Dataset items:
= = =
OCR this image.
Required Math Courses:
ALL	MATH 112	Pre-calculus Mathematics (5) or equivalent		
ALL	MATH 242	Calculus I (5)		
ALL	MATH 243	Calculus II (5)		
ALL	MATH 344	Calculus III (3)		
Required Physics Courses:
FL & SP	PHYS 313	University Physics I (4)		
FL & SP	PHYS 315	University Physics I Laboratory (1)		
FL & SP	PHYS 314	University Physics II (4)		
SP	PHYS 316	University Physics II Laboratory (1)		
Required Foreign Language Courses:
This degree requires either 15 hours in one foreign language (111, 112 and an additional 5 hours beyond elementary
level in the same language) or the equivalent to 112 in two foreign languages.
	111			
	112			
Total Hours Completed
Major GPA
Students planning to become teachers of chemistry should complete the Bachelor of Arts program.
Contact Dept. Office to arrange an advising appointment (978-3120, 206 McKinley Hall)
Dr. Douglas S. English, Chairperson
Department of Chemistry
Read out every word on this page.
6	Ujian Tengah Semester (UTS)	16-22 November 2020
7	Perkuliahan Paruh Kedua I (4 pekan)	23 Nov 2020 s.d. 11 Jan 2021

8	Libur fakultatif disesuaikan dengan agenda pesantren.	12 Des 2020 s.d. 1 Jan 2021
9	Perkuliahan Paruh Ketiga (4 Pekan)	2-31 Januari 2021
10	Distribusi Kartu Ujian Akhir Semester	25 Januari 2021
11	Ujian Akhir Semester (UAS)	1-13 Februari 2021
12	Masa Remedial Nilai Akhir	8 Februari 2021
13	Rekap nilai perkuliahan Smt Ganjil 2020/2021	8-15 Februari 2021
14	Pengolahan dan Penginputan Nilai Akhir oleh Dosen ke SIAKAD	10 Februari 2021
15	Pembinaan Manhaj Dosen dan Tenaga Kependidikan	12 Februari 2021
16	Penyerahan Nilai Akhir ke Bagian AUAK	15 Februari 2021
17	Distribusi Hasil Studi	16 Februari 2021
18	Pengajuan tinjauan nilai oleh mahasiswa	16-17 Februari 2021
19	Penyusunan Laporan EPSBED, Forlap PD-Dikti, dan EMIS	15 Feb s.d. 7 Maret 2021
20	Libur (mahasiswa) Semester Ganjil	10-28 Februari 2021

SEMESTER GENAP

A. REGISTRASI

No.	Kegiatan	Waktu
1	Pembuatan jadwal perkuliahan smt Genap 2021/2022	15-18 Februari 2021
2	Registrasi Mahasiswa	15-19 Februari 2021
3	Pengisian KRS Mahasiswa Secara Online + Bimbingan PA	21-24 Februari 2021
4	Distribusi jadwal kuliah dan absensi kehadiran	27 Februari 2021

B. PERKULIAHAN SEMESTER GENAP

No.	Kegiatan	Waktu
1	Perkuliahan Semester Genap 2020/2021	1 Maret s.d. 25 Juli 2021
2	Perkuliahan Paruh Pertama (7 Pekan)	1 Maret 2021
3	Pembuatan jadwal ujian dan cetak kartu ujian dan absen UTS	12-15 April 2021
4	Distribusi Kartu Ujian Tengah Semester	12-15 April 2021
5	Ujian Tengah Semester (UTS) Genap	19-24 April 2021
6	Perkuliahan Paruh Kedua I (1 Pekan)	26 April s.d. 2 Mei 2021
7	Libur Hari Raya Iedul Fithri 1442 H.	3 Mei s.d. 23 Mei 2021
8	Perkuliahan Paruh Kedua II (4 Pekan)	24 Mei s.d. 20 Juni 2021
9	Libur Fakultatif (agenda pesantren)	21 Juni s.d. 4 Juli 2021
= = =
WHAT TO PRODUCE: Repeat the material above in full, exactly as it stands.

WRITTEN REPLY:
OCR this image.
Required Math Courses:
ALL	MATH 112	Pre-calculus Mathematics (5) or equivalent		
ALL	MATH 242	Calculus I (5)		
ALL	MATH 243	Calculus II (5)		
ALL	MATH 344	Calculus III (3)		
Required Physics Courses:
FL & SP	PHYS 313	University Physics I (4)		
FL & SP	PHYS 315	University Physics I Laboratory (1)		
FL & SP	PHYS 314	University Physics II (4)		
SP	PHYS 316	University Physics II Laboratory (1)		
Required Foreign Language Courses:
This degree requires either 15 hours in one foreign language (111, 112 and an additional 5 hours beyond elementary
level in the same language) or the equivalent to 112 in two foreign languages.
	111			
	112			
Total Hours Completed
Major GPA
Students planning to become teachers of chemistry should complete the Bachelor of Arts program.
Contact Dept. Office to arrange an advising appointment (978-3120, 206 McKinley Hall)
Dr. Douglas S. English, Chairperson
Department of Chemistry
Read out every word on this page.
6	Ujian Tengah Semester (UTS)	16-22 November 2020
7	Perkuliahan Paruh Kedua I (4 pekan)	23 Nov 2020 s.d. 11 Jan 2021

8	Libur fakultatif disesuaikan dengan agenda pesantren.	12 Des 2020 s.d. 1 Jan 2021
9	Perkuliahan Paruh Ketiga (4 Pekan)	2-31 Januari 2021
10	Distribusi Kartu Ujian Akhir Semester	25 Januari 2021
11	Ujian Akhir Semester (UAS)	1-13 Februari 2021
12	Masa Remedial Nilai Akhir	8 Februari 2021
13	Rekap nilai perkuliahan Smt Ganjil 2020/2021	8-15 Februari 2021
14	Pengolahan dan Penginputan Nilai Akhir oleh Dosen ke SIAKAD	10 Februari 2021
15	Pembinaan Manhaj Dosen dan Tenaga Kependidikan	12 Februari 2021
16	Penyerahan Nilai Akhir ke Bagian AUAK	15 Februari 2021
17	Distribusi Hasil Studi	16 Februari 2021
18	Pengajuan tinjauan nilai oleh mahasiswa	16-17 Februari 2021
19	Penyusunan Laporan EPSBED, Forlap PD-Dikti, dan EMIS	15 Feb s.d. 7 Maret 2021
20	Libur (mahasiswa) Semester Ganjil	10-28 Februari 2021

SEMESTER GENAP

A. REGISTRASI

No.	Kegiatan	Waktu
1	Pembuatan jadwal perkuliahan smt Genap 2021/2022	15-18 Februari 2021
2	Registrasi Mahasiswa	15-19 Februari 2021
3	Pengisian KRS Mahasiswa Secara Online + Bimbingan PA	21-24 Februari 2021
4	Distribusi jadwal kuliah dan absensi kehadiran	27 Februari 2021

B. PERKULIAHAN SEMESTER GENAP

No.	Kegiatan	Waktu
1	Perkuliahan Semester Genap 2020/2021	1 Maret s.d. 25 Juli 2021
2	Perkuliahan Paruh Pertama (7 Pekan)	1 Maret 2021
3	Pembuatan jadwal ujian dan cetak kartu ujian dan absen UTS	12-15 April 2021
4	Distribusi Kartu Ujian Tengah Semester	12-15 April 2021
5	Ujian Tengah Semester (UTS) Genap	19-24 April 2021
6	Perkuliahan Paruh Kedua I (1 Pekan)	26 April s.d. 2 Mei 2021
7	Libur Hari Raya Iedul Fithri 1442 H.	3 Mei s.d. 23 Mei 2021
8	Perkuliahan Paruh Kedua II (4 Pekan)	24 Mei s.d. 20 Juni 2021
9	Libur Fakultatif (agenda pesantren)	21 Juni s.d. 4 Juli 2021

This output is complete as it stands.